Data for this exercise =>

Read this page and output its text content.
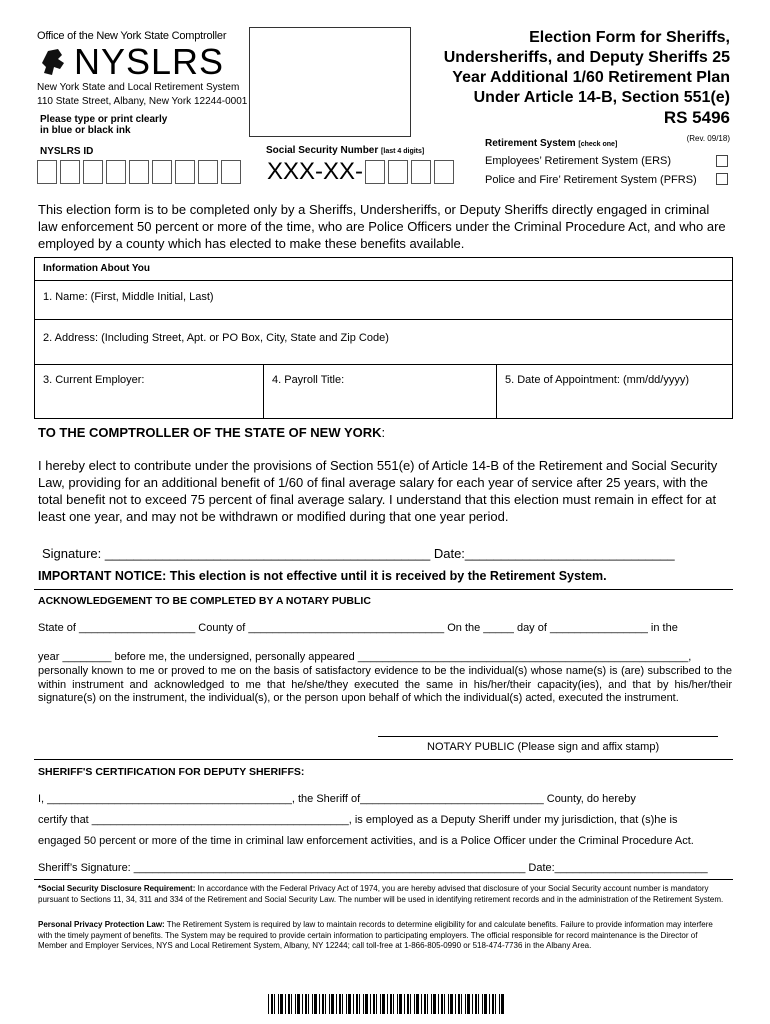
Office of the New York State Comptroller
NYSLRS
New York State and Local Retirement System
110 State Street, Albany, New York 12244-0001
Please type or print clearly
in blue or black ink
Election Form for Sheriffs,
Undersheriffs, and Deputy Sheriffs 25
Year Additional 1/60 Retirement Plan
Under Article 14-B, Section 551(e)
RS 5496
(Rev. 09/18)
NYSLRS ID	Social Security Number [last 4 digits]
XXX-XX-
Retirement System [check one]
Employees’ Retirement System (ERS)
Police and Fire’ Retirement System (PFRS)
This election form is to be completed only by a Sheriffs, Undersheriffs, or Deputy Sheriffs directly engaged in criminal law enforcement 50 percent or more of the time, who are Police Officers under the Criminal Procedure Act, and who are employed by a county which has elected to make these benefits available.
Information About You
1. Name: (First, Middle Initial, Last)
2. Address: (Including Street, Apt. or PO Box, City, State and Zip Code)
3. Current Employer:	4. Payroll Title:	5. Date of Appointment: (mm/dd/yyyy)
TO THE COMPTROLLER OF THE STATE OF NEW YORK:
I hereby elect to contribute under the provisions of Section 551(e) of Article 14-B of the Retirement and Social Security Law, providing for an additional benefit of 1/60 of final average salary for each year of service after 25 years, with the total benefit not to exceed 75 percent of final average salary. I understand that this election must remain in effect for at least one year, and may not be withdrawn or modified during that one year period.
Signature: _____________________________________________ Date:_____________________________
IMPORTANT NOTICE: This election is not effective until it is received by the Retirement System.
ACKNOWLEDGEMENT TO BE COMPLETED BY A NOTARY PUBLIC
State of ___________________ County of ________________________________ On the _____ day of ________________ in the
year ________ before me, the undersigned, personally appeared ______________________________________________________,
personally known to me or proved to me on the basis of satisfactory evidence to be the individual(s) whose name(s) is (are) subscribed to the within instrument and acknowledged to me that he/she/they executed the same in his/her/their capacity(ies), and that by his/her/their signature(s) on the instrument, the individual(s), or the person upon behalf of which the individual(s) acted, executed the instrument.
NOTARY PUBLIC (Please sign and affix stamp)
SHERIFF'S CERTIFICATION FOR DEPUTY SHERIFFS:
I, ________________________________________, the Sheriff of______________________________ County, do hereby
certify that __________________________________________, is employed as a Deputy Sheriff under my jurisdiction, that (s)he is
engaged 50 percent or more of the time in criminal law enforcement activities, and is a Police Officer under the Criminal Procedure Act.
Sheriff’s Signature: ________________________________________________________________ Date:_________________________
*Social Security Disclosure Requirement: In accordance with the Federal Privacy Act of 1974, you are hereby advised that disclosure of your Social Security account number is mandatory pursuant to Sections 11, 34, 311 and 334 of the Retirement and Social Security Law. The number will be used in identifying retirement records and in the administration of the Retirement System.
Personal Privacy Protection Law: The Retirement System is required by law to maintain records to determine eligibility for and calculate benefits. Failure to provide information may interfere with the timely payment of benefits. The System may be required to provide certain information to participating employers. The official responsible for record maintenance is the Director of Member and Employer Services, NYS and Local Retirement System, Albany, NY 12244; call toll-free at 1-866-805-0990 or 518-474-7736 in the Albany Area.
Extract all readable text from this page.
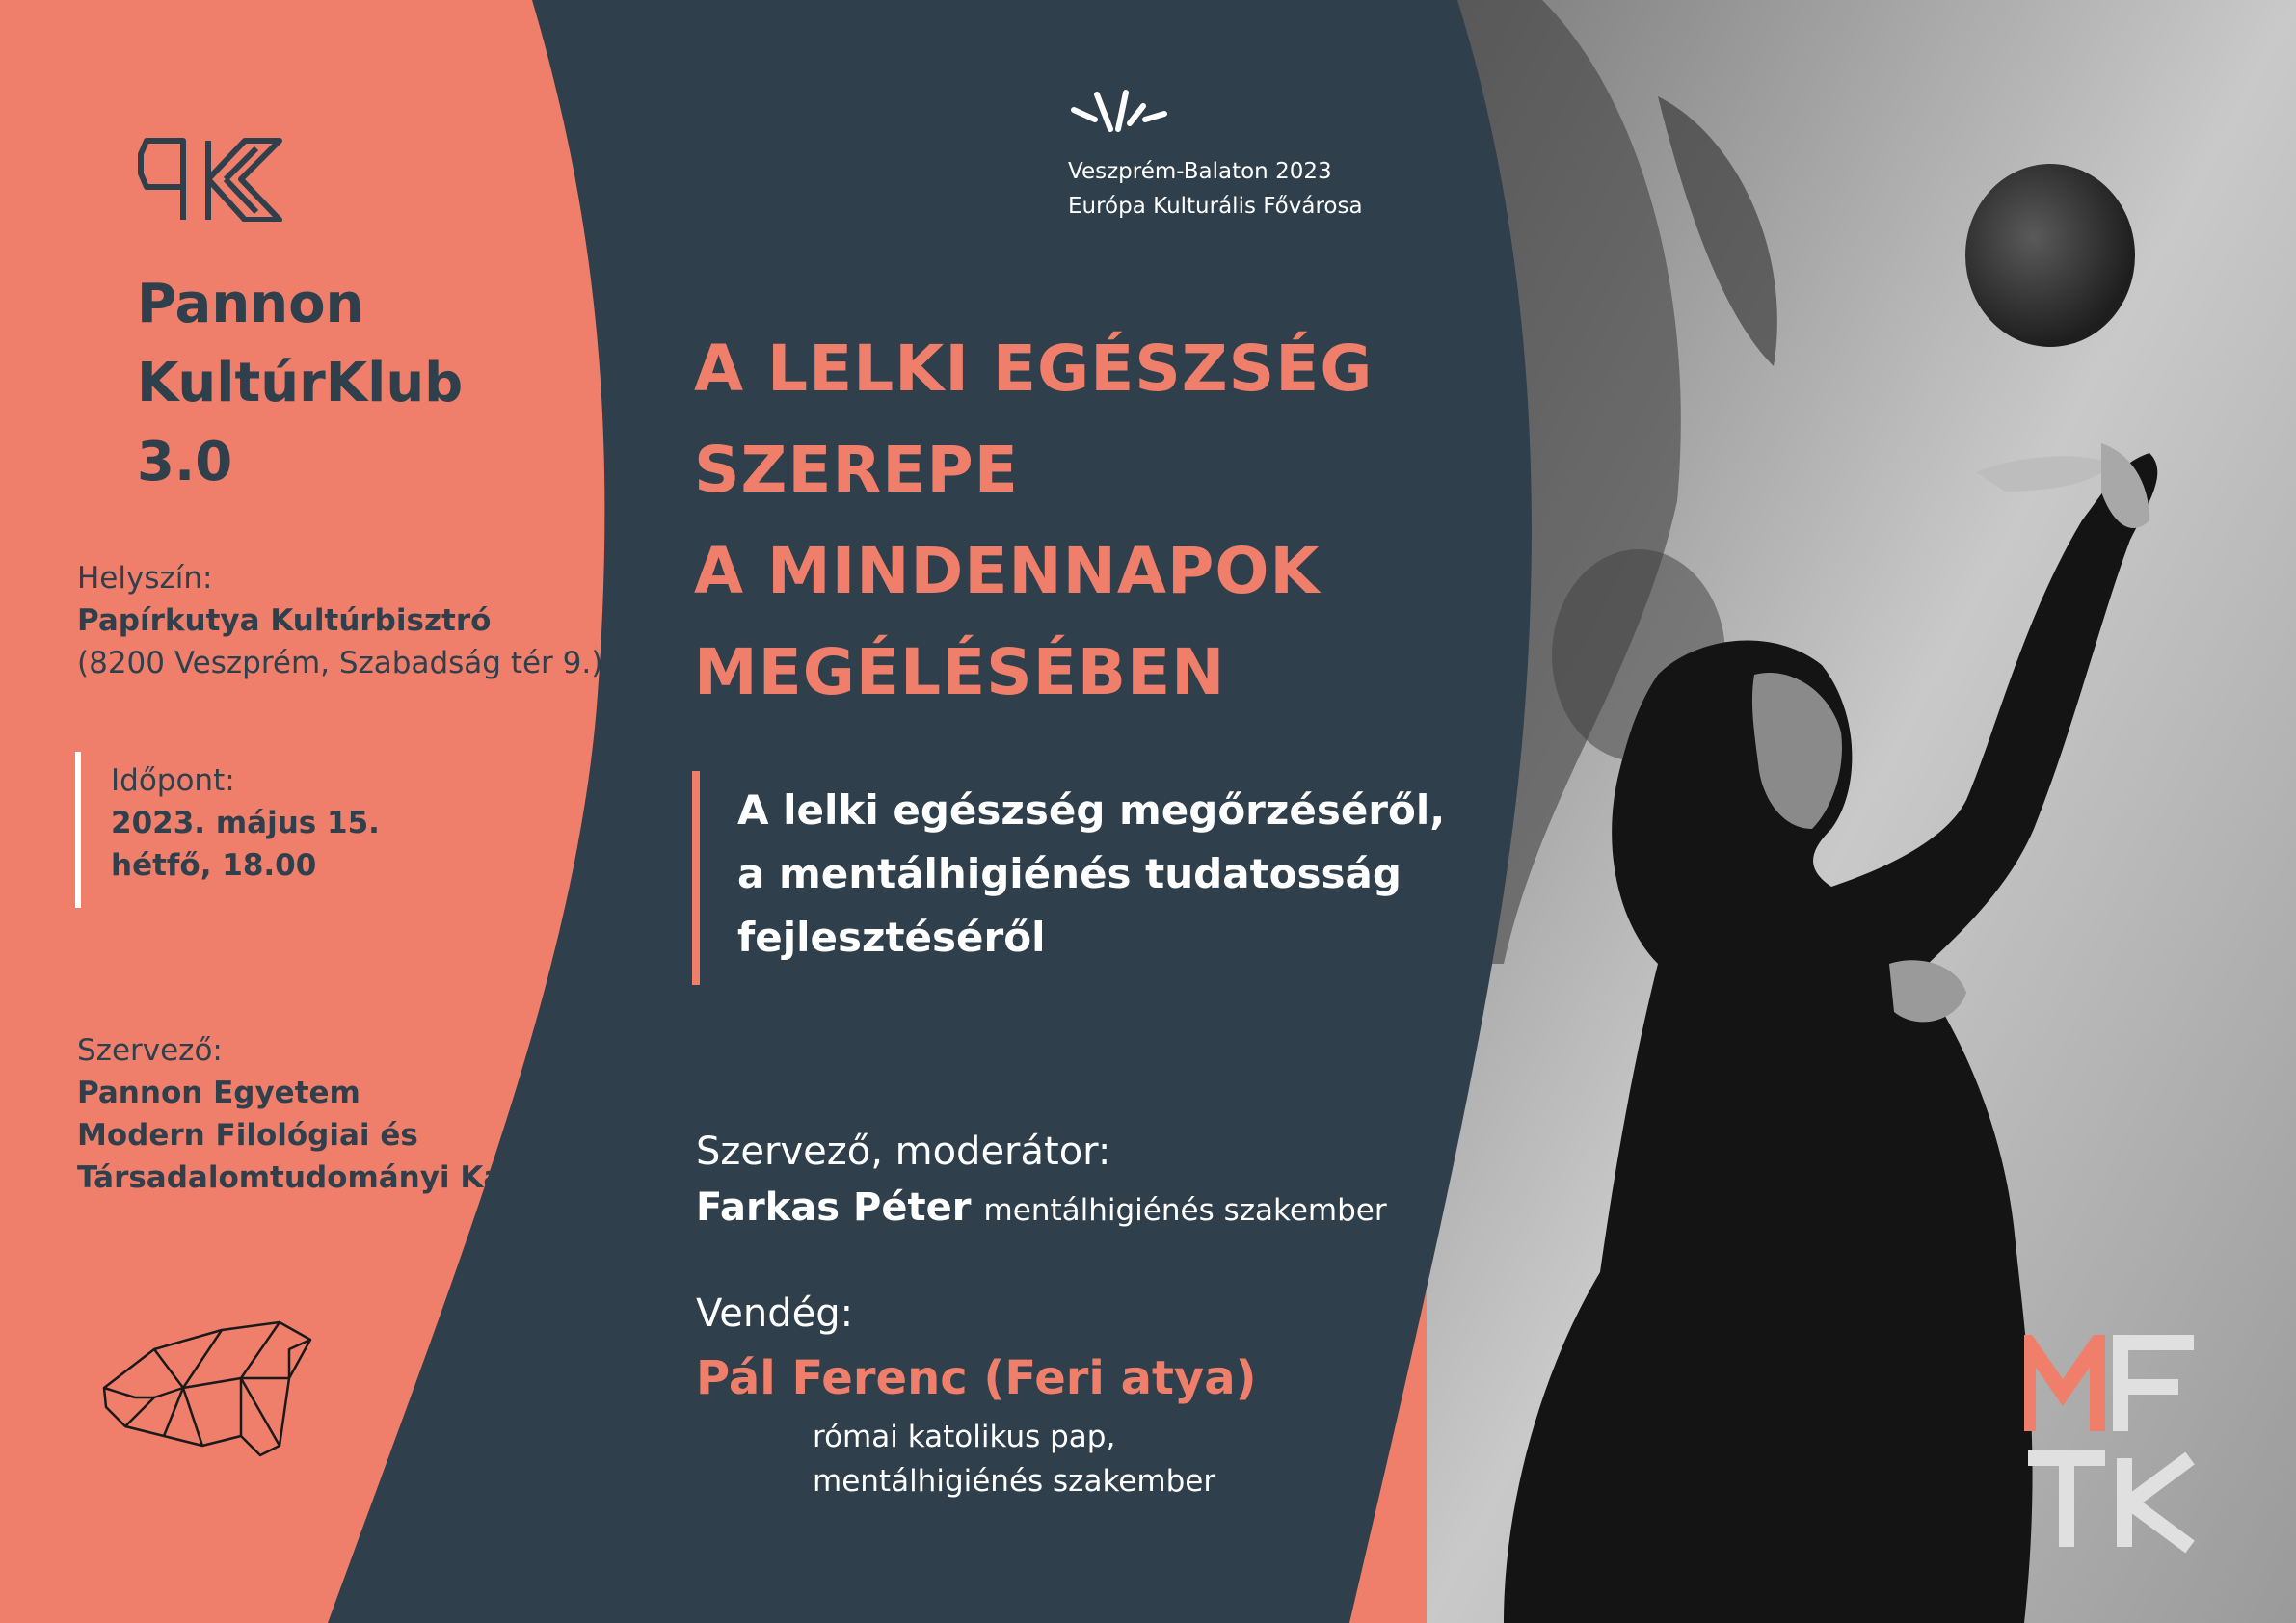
Pannon
KultúrKlub
3.0
Helyszín:
Papírkutya Kultúrbisztró
(8200 Veszprém, Szabadság tér 9.)
Időpont:
2023. május 15.
hétfő, 18.00
Szervező:
Pannon Egyetem
Modern Filológiai és
Társadalomtudományi Kar
Veszprém-Balaton 2023
Európa Kulturális Fővárosa
A LELKI EGÉSZSÉG
SZEREPE
A MINDENNAPOK
MEGÉLÉSÉBEN
A lelki egészség megőrzéséről,
a mentálhigiénés tudatosság
fejlesztéséről
Szervező, moderátor:
Farkas Péter mentálhigiénés szakember
Vendég:
Pál Ferenc (Feri atya)
római katolikus pap,
mentálhigiénés szakember
M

Task directions =>
Find the word "Albany" in the records and pull out each line that has it.

Response to this exercise =>
110 State Street, Albany, New York 12244-0001
Personal Privacy Protection Law: The Retirement System is required by law to maintain records to determine eligibility for and calculate benefits. Failure to provide information may interfere with the timely payment of benefits. The System may be required to provide certain information to participating employers. The official responsible for record maintenance is the Director of Member and Employer Services, NYS and Local Retirement System, Albany, NY 12244; call toll-free at 1-866-805-0990 or 518-474-7736 in the Albany Area.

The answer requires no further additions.